■ Exercise goal:
List each line of the data in which the string "image" appears.

begin Data

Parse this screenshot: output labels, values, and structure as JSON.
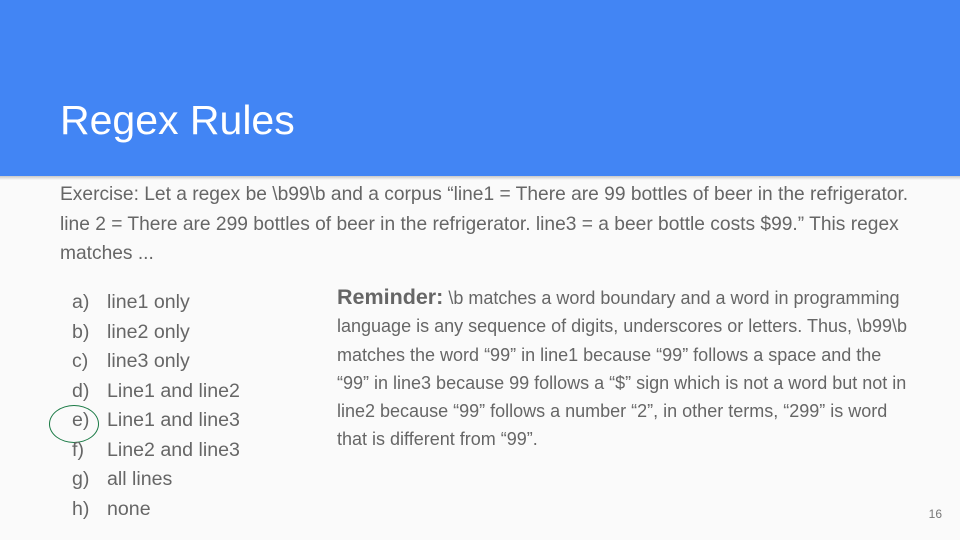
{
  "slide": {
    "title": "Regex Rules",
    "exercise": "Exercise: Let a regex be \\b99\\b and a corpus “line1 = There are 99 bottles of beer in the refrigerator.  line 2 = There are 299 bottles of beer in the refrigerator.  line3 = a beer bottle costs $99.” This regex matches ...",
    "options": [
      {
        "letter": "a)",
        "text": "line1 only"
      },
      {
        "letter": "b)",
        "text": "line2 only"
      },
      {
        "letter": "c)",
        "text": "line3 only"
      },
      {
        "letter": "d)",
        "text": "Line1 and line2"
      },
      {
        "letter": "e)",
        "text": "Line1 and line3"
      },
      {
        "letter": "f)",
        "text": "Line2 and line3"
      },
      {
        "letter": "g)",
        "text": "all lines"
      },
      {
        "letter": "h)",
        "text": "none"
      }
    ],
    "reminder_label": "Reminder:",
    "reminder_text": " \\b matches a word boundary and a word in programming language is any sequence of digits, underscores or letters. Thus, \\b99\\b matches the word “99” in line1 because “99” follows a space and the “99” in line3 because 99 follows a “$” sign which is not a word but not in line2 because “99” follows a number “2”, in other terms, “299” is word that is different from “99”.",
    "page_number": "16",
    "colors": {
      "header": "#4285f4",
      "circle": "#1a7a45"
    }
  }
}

end Data
begin Data

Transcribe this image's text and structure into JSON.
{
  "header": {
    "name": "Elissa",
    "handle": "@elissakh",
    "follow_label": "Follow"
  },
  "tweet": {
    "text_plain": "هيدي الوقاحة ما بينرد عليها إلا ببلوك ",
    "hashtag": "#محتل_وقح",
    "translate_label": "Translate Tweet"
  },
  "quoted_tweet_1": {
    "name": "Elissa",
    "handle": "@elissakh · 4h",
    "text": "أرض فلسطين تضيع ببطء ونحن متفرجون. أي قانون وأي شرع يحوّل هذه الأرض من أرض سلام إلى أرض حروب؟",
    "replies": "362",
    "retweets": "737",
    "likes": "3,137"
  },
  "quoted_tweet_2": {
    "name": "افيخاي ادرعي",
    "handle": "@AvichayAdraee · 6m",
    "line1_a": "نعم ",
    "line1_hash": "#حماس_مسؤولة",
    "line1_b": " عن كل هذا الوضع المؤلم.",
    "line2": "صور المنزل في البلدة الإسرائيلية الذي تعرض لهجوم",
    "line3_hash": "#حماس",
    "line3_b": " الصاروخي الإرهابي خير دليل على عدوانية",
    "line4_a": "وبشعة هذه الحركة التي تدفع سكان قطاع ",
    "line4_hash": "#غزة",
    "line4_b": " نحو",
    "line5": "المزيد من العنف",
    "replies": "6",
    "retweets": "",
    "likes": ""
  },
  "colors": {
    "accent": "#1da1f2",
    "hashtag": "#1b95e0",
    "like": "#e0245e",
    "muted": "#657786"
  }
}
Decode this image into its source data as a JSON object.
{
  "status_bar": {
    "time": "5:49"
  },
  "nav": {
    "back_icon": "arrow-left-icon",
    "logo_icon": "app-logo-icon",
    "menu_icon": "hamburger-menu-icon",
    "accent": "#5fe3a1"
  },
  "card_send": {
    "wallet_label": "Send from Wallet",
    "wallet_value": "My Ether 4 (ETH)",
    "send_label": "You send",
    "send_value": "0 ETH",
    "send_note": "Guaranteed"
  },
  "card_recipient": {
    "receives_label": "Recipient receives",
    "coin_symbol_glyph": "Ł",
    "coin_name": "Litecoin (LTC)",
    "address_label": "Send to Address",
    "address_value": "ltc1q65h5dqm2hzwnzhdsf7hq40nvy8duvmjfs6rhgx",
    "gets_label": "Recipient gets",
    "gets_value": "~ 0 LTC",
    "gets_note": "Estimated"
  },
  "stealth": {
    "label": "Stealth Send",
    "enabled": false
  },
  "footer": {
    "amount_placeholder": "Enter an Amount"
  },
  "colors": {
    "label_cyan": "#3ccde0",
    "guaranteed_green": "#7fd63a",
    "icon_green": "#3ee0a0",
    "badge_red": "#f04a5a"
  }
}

end Data
begin Data

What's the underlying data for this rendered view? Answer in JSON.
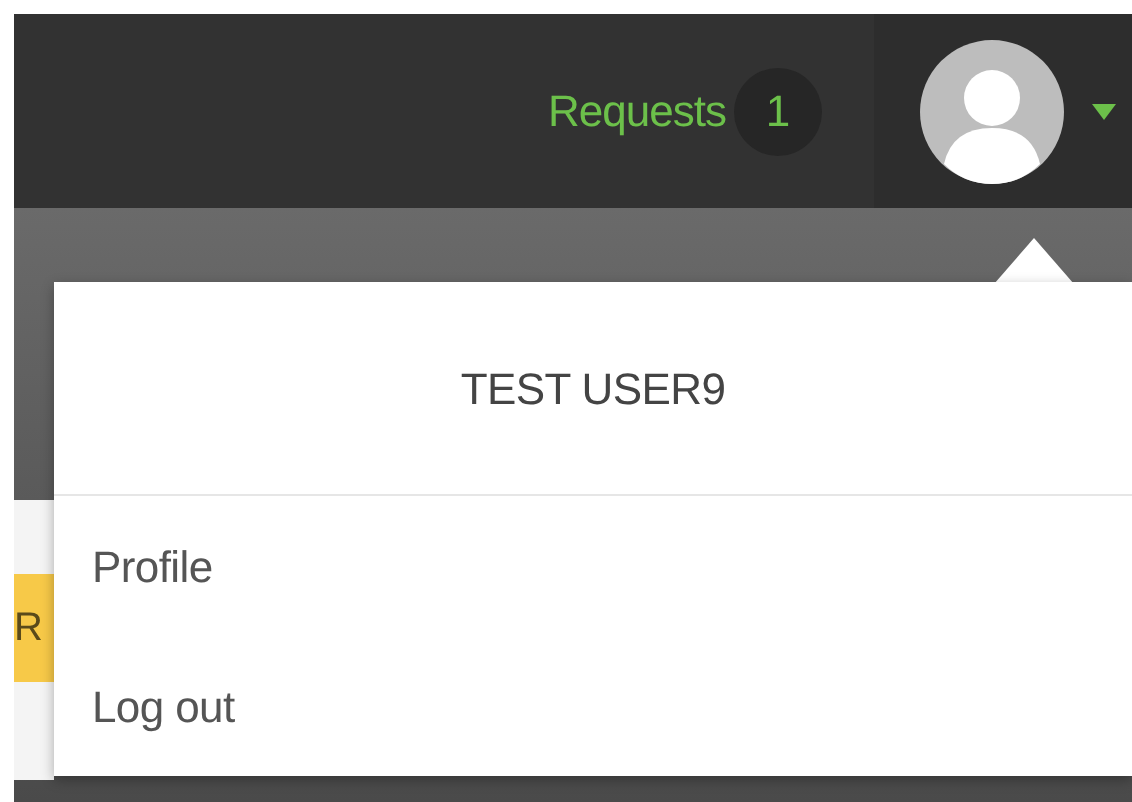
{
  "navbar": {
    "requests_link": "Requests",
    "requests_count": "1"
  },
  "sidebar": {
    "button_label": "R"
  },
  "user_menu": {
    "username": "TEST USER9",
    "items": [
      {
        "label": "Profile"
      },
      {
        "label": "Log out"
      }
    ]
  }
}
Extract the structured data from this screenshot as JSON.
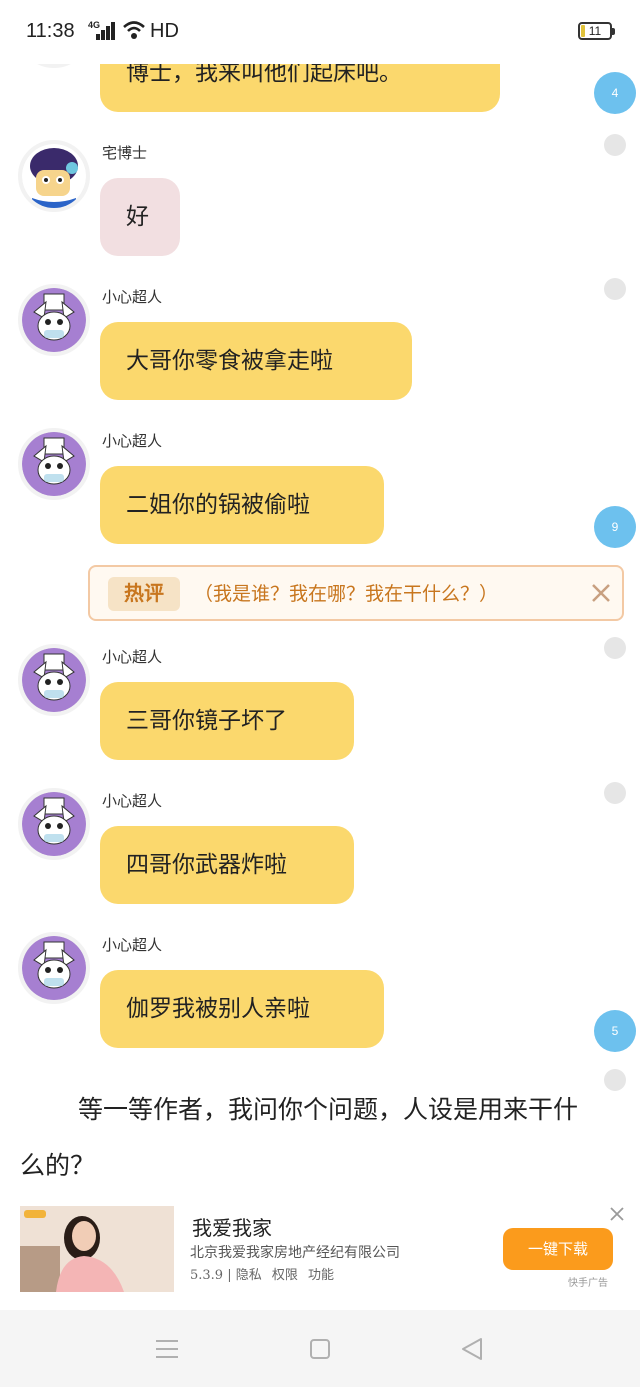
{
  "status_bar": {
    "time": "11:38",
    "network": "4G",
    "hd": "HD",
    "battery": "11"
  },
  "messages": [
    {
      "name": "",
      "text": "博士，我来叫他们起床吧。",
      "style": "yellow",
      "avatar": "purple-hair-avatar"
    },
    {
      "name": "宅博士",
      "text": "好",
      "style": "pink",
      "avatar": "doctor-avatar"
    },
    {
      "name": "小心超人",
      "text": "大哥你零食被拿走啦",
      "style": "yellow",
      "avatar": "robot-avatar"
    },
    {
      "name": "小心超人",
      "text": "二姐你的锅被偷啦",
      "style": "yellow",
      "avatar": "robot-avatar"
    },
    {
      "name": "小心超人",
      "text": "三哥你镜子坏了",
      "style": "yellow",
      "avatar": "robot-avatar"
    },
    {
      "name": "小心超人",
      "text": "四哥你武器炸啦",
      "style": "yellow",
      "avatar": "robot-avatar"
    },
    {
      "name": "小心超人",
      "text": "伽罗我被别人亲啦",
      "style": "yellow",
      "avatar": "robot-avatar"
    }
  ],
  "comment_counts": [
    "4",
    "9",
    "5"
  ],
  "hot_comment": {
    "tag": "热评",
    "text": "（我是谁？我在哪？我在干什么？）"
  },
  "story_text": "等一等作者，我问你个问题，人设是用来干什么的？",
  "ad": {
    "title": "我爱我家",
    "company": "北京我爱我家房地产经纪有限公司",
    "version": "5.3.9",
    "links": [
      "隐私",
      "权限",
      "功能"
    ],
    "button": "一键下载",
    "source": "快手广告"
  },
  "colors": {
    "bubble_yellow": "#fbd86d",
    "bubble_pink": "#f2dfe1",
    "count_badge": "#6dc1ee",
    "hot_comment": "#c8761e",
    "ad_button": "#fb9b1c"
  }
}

end Data

■ Exercise result:
Transcribe this image's text and structure into JSON.
Decode this image into its source data as a JSON object.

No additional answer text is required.